▸ **CHALLENGE**
Below are entries. Pull out all lines containing "Neuchâtel".

▸ **A run of records**
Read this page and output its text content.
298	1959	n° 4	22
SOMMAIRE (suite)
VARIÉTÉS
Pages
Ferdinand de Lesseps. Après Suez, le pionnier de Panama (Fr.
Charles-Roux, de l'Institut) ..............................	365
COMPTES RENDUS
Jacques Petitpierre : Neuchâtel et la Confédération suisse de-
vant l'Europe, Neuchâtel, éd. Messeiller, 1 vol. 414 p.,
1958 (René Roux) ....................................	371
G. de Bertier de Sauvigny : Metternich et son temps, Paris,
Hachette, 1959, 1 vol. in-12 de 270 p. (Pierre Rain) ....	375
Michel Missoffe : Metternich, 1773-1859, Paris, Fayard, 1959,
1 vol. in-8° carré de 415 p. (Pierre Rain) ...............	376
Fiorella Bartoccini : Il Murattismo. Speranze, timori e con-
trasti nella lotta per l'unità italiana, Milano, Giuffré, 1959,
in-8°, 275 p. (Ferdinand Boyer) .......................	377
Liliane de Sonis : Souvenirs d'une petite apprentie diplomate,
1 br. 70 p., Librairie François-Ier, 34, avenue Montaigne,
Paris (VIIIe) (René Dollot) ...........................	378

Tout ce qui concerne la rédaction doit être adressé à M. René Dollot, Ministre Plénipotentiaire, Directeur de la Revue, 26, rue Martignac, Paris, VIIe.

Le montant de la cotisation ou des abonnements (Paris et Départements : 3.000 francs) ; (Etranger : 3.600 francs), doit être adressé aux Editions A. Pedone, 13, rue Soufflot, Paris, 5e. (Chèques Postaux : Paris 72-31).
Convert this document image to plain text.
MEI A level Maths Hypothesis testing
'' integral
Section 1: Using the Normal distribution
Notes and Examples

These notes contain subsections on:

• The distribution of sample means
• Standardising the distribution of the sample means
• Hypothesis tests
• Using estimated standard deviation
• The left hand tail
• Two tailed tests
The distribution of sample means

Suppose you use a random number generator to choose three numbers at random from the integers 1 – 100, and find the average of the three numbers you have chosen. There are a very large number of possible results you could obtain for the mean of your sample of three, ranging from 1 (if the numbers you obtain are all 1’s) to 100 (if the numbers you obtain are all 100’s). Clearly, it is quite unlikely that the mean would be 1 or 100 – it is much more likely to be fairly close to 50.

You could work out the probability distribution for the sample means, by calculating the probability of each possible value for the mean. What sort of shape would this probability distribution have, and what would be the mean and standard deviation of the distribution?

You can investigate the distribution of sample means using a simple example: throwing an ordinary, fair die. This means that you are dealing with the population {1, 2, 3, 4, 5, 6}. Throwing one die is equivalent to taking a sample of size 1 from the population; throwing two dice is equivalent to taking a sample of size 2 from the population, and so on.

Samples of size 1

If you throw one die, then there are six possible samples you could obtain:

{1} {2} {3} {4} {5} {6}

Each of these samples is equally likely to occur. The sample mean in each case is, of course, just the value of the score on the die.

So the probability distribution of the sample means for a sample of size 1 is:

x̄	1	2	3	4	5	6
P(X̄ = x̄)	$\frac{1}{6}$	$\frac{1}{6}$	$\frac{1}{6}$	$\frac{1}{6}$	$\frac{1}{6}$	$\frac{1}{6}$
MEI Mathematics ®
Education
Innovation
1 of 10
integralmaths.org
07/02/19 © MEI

▸ **COMPLETE OUTPUT**
Jacques Petitpierre : Neuchâtel et la Confédération suisse de-
vant l'Europe, Neuchâtel, éd. Messeiller, 1 vol. 414 p.,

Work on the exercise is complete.